[Dataset items]
:::

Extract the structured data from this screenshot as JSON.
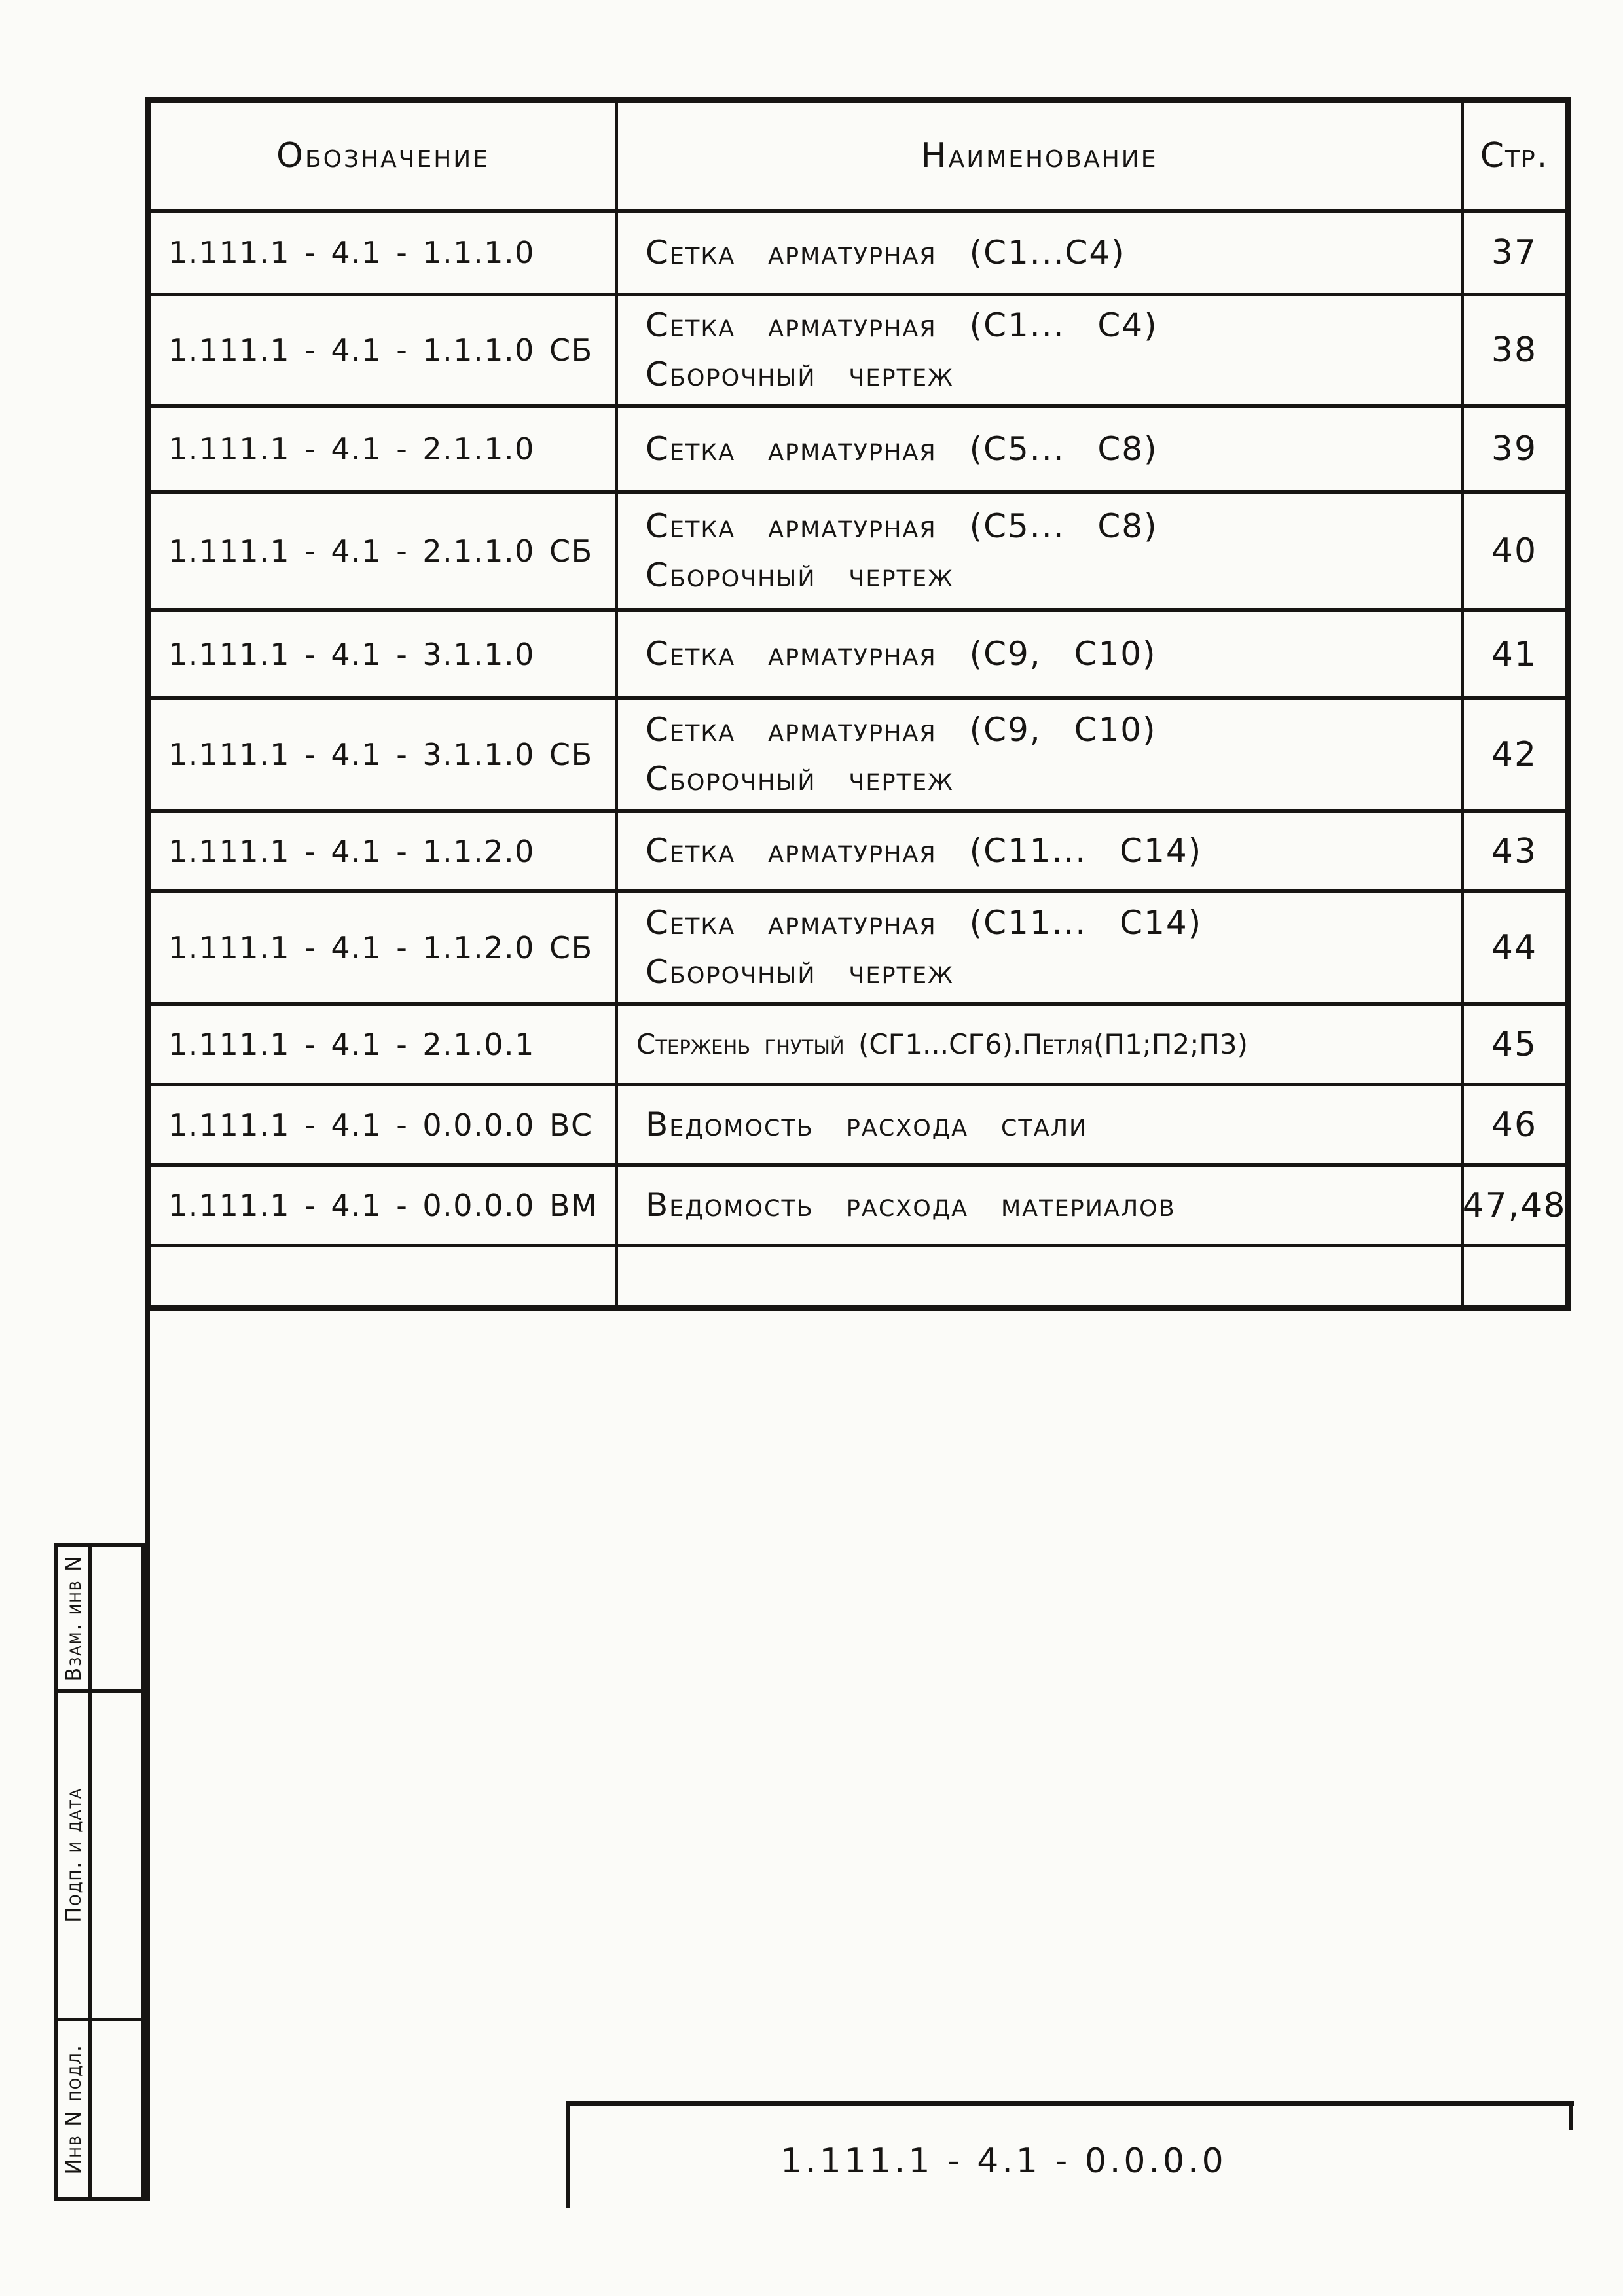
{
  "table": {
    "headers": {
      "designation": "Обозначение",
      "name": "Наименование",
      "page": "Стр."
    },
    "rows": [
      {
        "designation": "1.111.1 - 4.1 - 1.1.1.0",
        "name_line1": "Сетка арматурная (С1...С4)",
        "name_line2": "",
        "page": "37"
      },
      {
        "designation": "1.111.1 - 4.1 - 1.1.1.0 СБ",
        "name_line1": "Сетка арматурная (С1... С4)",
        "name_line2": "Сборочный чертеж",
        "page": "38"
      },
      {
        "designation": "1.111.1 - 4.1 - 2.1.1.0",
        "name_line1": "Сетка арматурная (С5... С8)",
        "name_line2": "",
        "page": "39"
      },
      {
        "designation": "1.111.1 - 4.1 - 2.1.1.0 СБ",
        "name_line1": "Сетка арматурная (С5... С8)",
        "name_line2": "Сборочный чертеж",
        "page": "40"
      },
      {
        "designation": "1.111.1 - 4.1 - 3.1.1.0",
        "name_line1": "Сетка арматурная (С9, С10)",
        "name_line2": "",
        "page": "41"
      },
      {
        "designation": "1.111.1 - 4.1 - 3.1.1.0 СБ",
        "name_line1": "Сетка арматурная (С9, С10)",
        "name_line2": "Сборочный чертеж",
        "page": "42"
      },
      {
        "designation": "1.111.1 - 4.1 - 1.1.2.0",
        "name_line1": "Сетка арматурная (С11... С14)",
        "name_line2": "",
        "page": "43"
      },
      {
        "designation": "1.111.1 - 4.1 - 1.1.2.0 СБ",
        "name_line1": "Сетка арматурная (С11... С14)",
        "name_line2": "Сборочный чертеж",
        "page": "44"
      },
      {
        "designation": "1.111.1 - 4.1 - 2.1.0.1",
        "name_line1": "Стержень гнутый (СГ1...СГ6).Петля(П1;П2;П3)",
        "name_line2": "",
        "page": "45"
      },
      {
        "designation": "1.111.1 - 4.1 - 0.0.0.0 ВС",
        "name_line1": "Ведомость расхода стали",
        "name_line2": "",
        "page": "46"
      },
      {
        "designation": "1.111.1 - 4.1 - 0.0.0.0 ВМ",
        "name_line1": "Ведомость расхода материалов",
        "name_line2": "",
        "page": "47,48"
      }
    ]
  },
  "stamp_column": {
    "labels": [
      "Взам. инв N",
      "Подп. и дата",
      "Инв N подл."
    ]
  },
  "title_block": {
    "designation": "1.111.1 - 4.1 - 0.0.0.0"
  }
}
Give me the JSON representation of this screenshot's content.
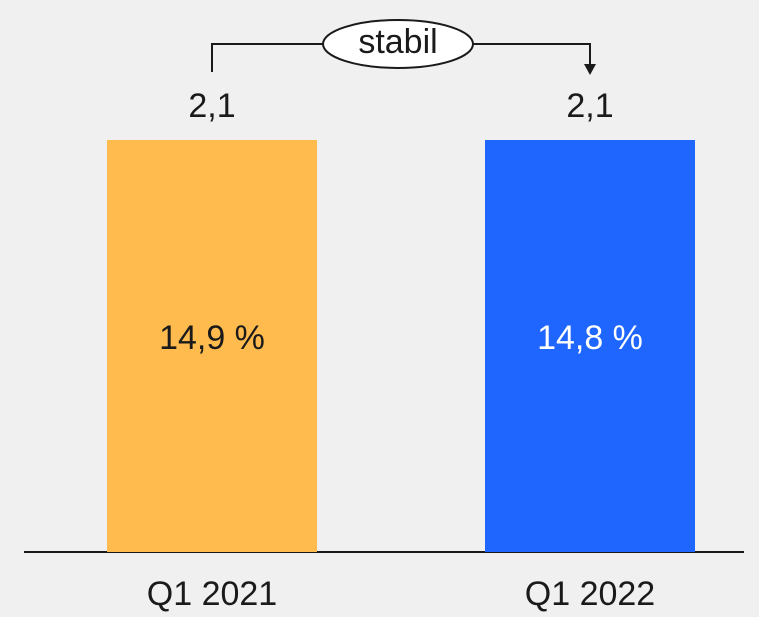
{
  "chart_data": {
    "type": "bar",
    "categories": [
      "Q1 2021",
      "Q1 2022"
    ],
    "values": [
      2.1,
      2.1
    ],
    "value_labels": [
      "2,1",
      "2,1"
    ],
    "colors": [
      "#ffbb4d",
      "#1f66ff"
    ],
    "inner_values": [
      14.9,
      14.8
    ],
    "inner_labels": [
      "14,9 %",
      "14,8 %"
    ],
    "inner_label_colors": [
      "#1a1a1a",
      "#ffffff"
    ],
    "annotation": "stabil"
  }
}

:::

### [Given request]
Copy each line of the listing that holds the word "this".

### [Output of the exercise]
Extract the structured data from this screenshot as JSON.
Give me the JSON representation of this screenshot's content.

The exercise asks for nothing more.